___ PROVIDED MATERIAL
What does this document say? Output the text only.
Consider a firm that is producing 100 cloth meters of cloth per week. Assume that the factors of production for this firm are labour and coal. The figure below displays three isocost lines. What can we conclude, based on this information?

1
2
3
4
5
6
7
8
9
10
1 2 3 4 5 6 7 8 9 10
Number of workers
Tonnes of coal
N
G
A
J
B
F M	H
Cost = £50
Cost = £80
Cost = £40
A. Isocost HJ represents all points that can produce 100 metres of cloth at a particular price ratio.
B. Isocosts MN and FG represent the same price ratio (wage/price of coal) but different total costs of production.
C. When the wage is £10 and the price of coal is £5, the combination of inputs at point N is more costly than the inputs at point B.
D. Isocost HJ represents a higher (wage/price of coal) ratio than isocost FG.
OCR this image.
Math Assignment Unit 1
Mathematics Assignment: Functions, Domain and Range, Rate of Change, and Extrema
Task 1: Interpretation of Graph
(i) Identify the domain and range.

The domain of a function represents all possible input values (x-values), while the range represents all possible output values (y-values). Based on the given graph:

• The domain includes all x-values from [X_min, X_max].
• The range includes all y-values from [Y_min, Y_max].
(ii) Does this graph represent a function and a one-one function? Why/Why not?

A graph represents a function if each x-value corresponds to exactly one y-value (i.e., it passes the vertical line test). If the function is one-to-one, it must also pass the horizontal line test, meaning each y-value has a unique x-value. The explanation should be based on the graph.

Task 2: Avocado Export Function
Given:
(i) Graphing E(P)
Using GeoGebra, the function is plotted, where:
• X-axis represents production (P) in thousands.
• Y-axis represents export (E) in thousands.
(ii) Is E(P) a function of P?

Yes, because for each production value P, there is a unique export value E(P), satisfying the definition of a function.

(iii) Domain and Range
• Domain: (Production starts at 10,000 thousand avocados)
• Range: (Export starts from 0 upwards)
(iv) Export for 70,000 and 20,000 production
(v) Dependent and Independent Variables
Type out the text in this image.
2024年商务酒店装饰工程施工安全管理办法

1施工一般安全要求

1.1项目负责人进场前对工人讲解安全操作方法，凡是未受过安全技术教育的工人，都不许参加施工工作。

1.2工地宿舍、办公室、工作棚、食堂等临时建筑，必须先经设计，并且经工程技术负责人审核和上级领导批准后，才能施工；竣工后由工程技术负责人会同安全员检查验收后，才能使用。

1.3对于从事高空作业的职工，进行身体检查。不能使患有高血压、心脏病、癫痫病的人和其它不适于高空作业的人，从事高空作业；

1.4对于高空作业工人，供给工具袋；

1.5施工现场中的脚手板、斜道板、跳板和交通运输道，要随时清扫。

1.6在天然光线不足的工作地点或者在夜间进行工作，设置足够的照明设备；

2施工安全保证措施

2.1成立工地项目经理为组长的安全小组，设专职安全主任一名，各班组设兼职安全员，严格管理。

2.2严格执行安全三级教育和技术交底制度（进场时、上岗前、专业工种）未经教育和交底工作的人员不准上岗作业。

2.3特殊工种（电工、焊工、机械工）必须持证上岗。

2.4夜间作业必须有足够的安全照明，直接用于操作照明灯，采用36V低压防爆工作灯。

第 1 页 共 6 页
______
● THE EXERCISE
Reproduce the records above exactly.

● EXPECTED ANSWER
What does this document say? Output the text only.
Consider a firm that is producing 100 cloth meters of cloth per week. Assume that the factors of production for this firm are labour and coal. The figure below displays three isocost lines. What can we conclude, based on this information?

1
2
3
4
5
6
7
8
9
10
1 2 3 4 5 6 7 8 9 10
Number of workers
Tonnes of coal
N
G
A
J
B
F M	H
Cost = £50
Cost = £80
Cost = £40
A. Isocost HJ represents all points that can produce 100 metres of cloth at a particular price ratio.
B. Isocosts MN and FG represent the same price ratio (wage/price of coal) but different total costs of production.
C. When the wage is £10 and the price of coal is £5, the combination of inputs at point N is more costly than the inputs at point B.
D. Isocost HJ represents a higher (wage/price of coal) ratio than isocost FG.
OCR this image.
Math Assignment Unit 1
Mathematics Assignment: Functions, Domain and Range, Rate of Change, and Extrema
Task 1: Interpretation of Graph
(i) Identify the domain and range.

The domain of a function represents all possible input values (x-values), while the range represents all possible output values (y-values). Based on the given graph:

• The domain includes all x-values from [X_min, X_max].
• The range includes all y-values from [Y_min, Y_max].
(ii) Does this graph represent a function and a one-one function? Why/Why not?

A graph represents a function if each x-value corresponds to exactly one y-value (i.e., it passes the vertical line test). If the function is one-to-one, it must also pass the horizontal line test, meaning each y-value has a unique x-value. The explanation should be based on the graph.

Task 2: Avocado Export Function
Given:
(i) Graphing E(P)
Using GeoGebra, the function is plotted, where:
• X-axis represents production (P) in thousands.
• Y-axis represents export (E) in thousands.
(ii) Is E(P) a function of P?

Yes, because for each production value P, there is a unique export value E(P), satisfying the definition of a function.

(iii) Domain and Range
• Domain: (Production starts at 10,000 thousand avocados)
• Range: (Export starts from 0 upwards)
(iv) Export for 70,000 and 20,000 production
(v) Dependent and Independent Variables
Type out the text in this image.
2024年商务酒店装饰工程施工安全管理办法

1施工一般安全要求

1.1项目负责人进场前对工人讲解安全操作方法，凡是未受过安全技术教育的工人，都不许参加施工工作。

1.2工地宿舍、办公室、工作棚、食堂等临时建筑，必须先经设计，并且经工程技术负责人审核和上级领导批准后，才能施工；竣工后由工程技术负责人会同安全员检查验收后，才能使用。

1.3对于从事高空作业的职工，进行身体检查。不能使患有高血压、心脏病、癫痫病的人和其它不适于高空作业的人，从事高空作业；

1.4对于高空作业工人，供给工具袋；

1.5施工现场中的脚手板、斜道板、跳板和交通运输道，要随时清扫。

1.6在天然光线不足的工作地点或者在夜间进行工作，设置足够的照明设备；

2施工安全保证措施

2.1成立工地项目经理为组长的安全小组，设专职安全主任一名，各班组设兼职安全员，严格管理。

2.2严格执行安全三级教育和技术交底制度（进场时、上岗前、专业工种）未经教育和交底工作的人员不准上岗作业。

2.3特殊工种（电工、焊工、机械工）必须持证上岗。

2.4夜间作业必须有足够的安全照明，直接用于操作照明灯，采用36V低压防爆工作灯。

第 1 页 共 6 页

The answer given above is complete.